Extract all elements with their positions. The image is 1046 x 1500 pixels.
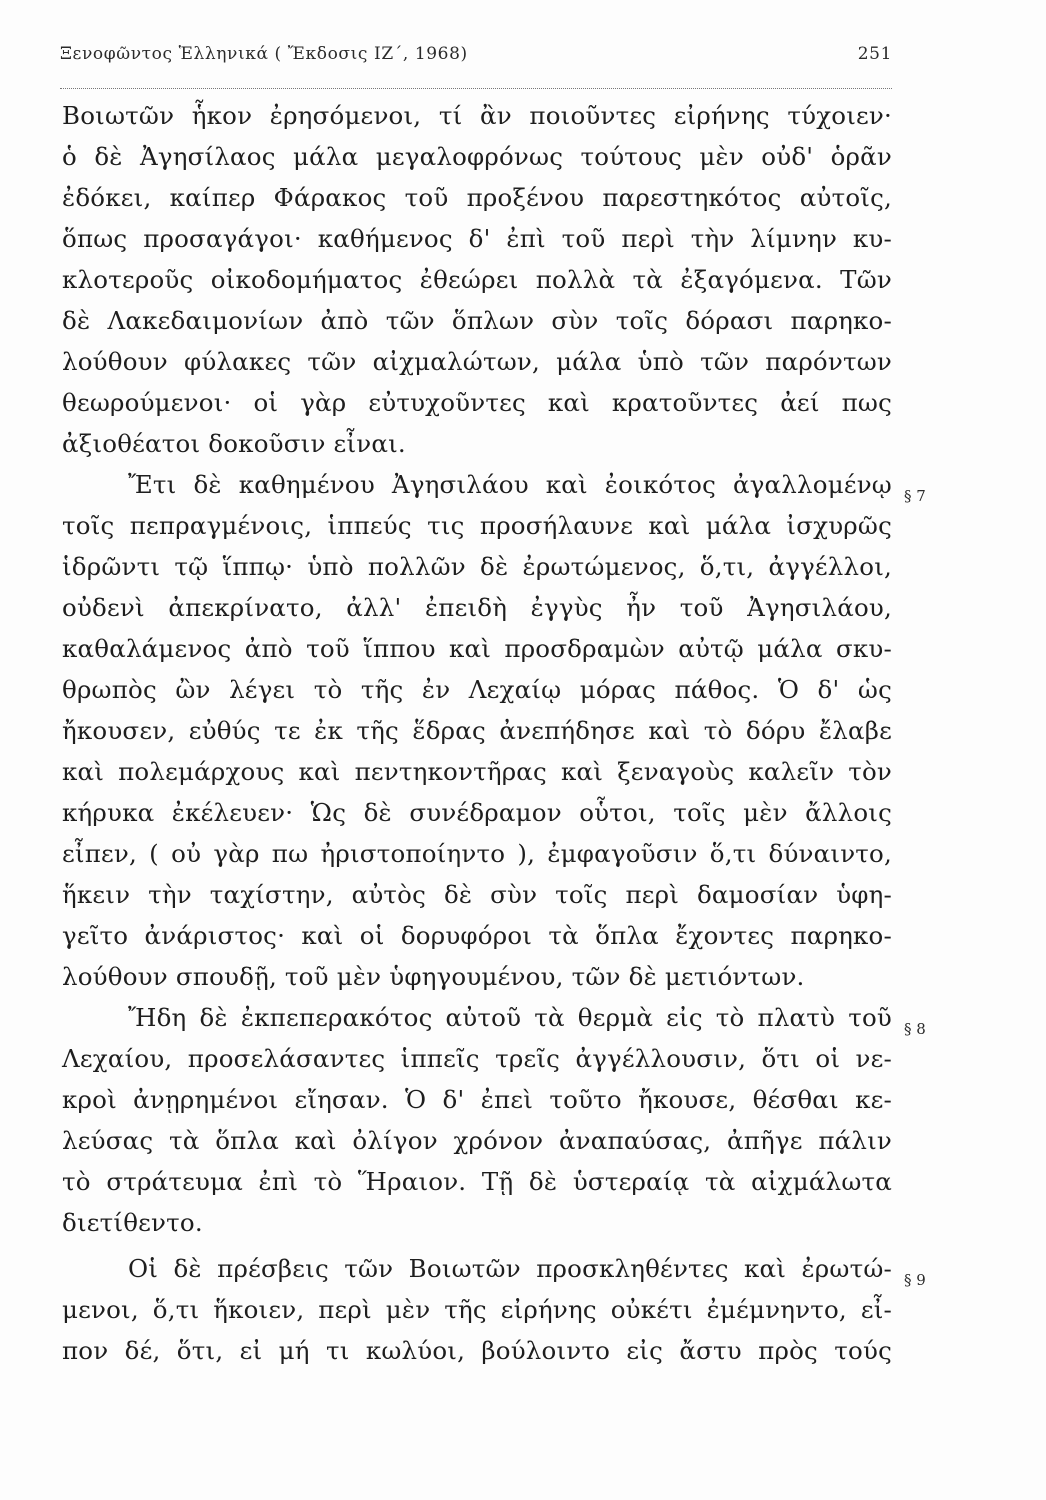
header-divider — [60, 88, 892, 89]
page-number: 251 — [857, 44, 892, 64]
text-line: λεύσας τὰ ὅπλα καὶ ὀλίγον χρόνον ἀναπαύσας, ἀπῆγε πάλιν — [62, 1126, 892, 1155]
section-marker: § 8 — [904, 1020, 926, 1038]
running-title: Ξενοφῶντος Ἑλληνικά ( Ἔκδοσις ΙΖ΄, 1968) — [60, 44, 468, 64]
section-marker: § 7 — [904, 487, 926, 505]
text-line: κλοτεροῦς οἰκοδομήματος ἐθεώρει πολλὰ τὰ ἐξαγόμενα. Τῶν — [62, 265, 892, 294]
text-line: οὐδενὶ ἀπεκρίνατο, ἀλλ' ἐπειδὴ ἐγγὺς ἦν τοῦ Ἀγησιλάου, — [62, 593, 892, 622]
text-line: ἐδόκει, καίπερ Φάρακος τοῦ προξένου παρεστηκότος αὐτοῖς, — [62, 183, 892, 212]
text-line: πον δέ, ὅτι, εἰ μή τι κωλύοι, βούλοιντο εἰς ἄστυ πρὸς τούς — [62, 1336, 892, 1365]
text-line: κροὶ ἀνῃρημένοι εἴησαν. Ὁ δ' ἐπεὶ τοῦτο ἤκουσε, θέσθαι κε- — [62, 1085, 892, 1114]
text-line: κήρυκα ἐκέλευεν· Ὡς δὲ συνέδραμον οὗτοι, τοῖς μὲν ἄλλοις — [62, 798, 892, 827]
text-line: Βοιωτῶν ἧκον ἐρησόμενοι, τί ἂν ποιοῦντες εἰρήνης τύχοιεν· — [62, 101, 892, 130]
text-line: ἤκουσεν, εὐθύς τε ἐκ τῆς ἕδρας ἀνεπήδησε καὶ τὸ δόρυ ἔλαβε — [62, 716, 892, 745]
text-line: Ἤδη δὲ ἐκπεπερακότος αὐτοῦ τὰ θερμὰ εἰς τὸ πλατὺ τοῦ — [128, 1003, 892, 1032]
text-line: θρωπὸς ὢν λέγει τὸ τῆς ἐν Λεχαίῳ μόρας πάθος. Ὁ δ' ὡς — [62, 675, 892, 704]
text-line: δὲ Λακεδαιμονίων ἀπὸ τῶν ὅπλων σὺν τοῖς δόρασι παρηκο- — [62, 306, 892, 335]
section-marker: § 9 — [904, 1271, 926, 1289]
text-line: ὅπως προσαγάγοι· καθήμενος δ' ἐπὶ τοῦ περὶ τὴν λίμνην κυ- — [62, 224, 892, 253]
text-line: καὶ πολεμάρχους καὶ πεντηκοντῆρας καὶ ξεναγοὺς καλεῖν τὸν — [62, 757, 892, 786]
text-line: λούθουν φύλακες τῶν αἰχμαλώτων, μάλα ὑπὸ τῶν παρόντων — [62, 347, 892, 376]
text-line: καθαλάμενος ἀπὸ τοῦ ἵππου καὶ προσδραμὼν αὐτῷ μάλα σκυ- — [62, 634, 892, 663]
text-line: Ἔτι δὲ καθημένου Ἀγησιλάου καὶ ἐοικότος ἀγαλλομένῳ — [128, 470, 892, 499]
text-line: μενοι, ὅ,τι ἥκοιεν, περὶ μὲν τῆς εἰρήνης οὐκέτι ἐμέμνηντο, εἶ- — [62, 1295, 892, 1324]
text-line: λούθουν σπουδῇ, τοῦ μὲν ὑφηγουμένου, τῶν δὲ μετιόντων. — [62, 962, 805, 991]
text-line: ὁ δὲ Ἀγησίλαος μάλα μεγαλοφρόνως τούτους μὲν οὐδ' ὁρᾶν — [62, 142, 892, 171]
text-line: Οἱ δὲ πρέσβεις τῶν Βοιωτῶν προσκληθέντες καὶ ἐρωτώ- — [128, 1254, 892, 1283]
text-line: τὸ στράτευμα ἐπὶ τὸ Ἥραιον. Τῇ δὲ ὑστεραίᾳ τὰ αἰχμάλωτα — [62, 1167, 892, 1196]
running-header — [60, 44, 892, 74]
text-line: ἀξιοθέατοι δοκοῦσιν εἶναι. — [62, 429, 406, 458]
text-line: τοῖς πεπραγμένοις, ἱππεύς τις προσήλαυνε καὶ μάλα ἰσχυρῶς — [62, 511, 892, 540]
text-line: ἱδρῶντι τῷ ἵππῳ· ὑπὸ πολλῶν δὲ ἐρωτώμενος, ὅ,τι, ἀγγέλλοι, — [62, 552, 892, 581]
text-line: Λεχαίου, προσελάσαντες ἱππεῖς τρεῖς ἀγγέλλουσιν, ὅτι οἱ νε- — [62, 1044, 892, 1073]
text-line: διετίθεντο. — [62, 1208, 203, 1237]
text-line: ἥκειν τὴν ταχίστην, αὐτὸς δὲ σὺν τοῖς περὶ δαμοσίαν ὑφη- — [62, 880, 892, 909]
text-line: γεῖτο ἀνάριστος· καὶ οἱ δορυφόροι τὰ ὅπλα ἔχοντες παρηκο- — [62, 921, 892, 950]
text-line: εἶπεν, ( οὐ γὰρ πω ἠριστοποίηντο ), ἐμφαγοῦσιν ὅ,τι δύναιντο, — [62, 839, 892, 868]
text-line: θεωρούμενοι· οἱ γὰρ εὐτυχοῦντες καὶ κρατοῦντες ἀεί πως — [62, 388, 892, 417]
......
Exercise goal: Express the part of the rows above that opens with the line containing "header-divider — [60, 88, 892, 89]" and closes with the line containing "running-title: Ξενοφῶντος Ἑλληνικά", both included, as a Markdown table with the columns No. and Line, leaving out blank lines.

Solution to this exercise:
| No. | Line |
|---|---|
| 1 | header-divider — [60, 88, 892, 89] |
| 2 | page-number: 251 — [857, 44, 892, 64] |
| 3 | text-line: λεύσας τὰ ὅπλα καὶ ὀλίγον χρόνον ἀναπαύσας, ἀπῆγε πάλιν — [62, 1126, 892, 1155] |
| 4 | section-marker: § 8 — [904, 1020, 926, 1038] |
| 5 | running-title: Ξενοφῶντος Ἑλληνικά ( Ἔκδοσις ΙΖ΄, 1968) — [60, 44, 468, 64] |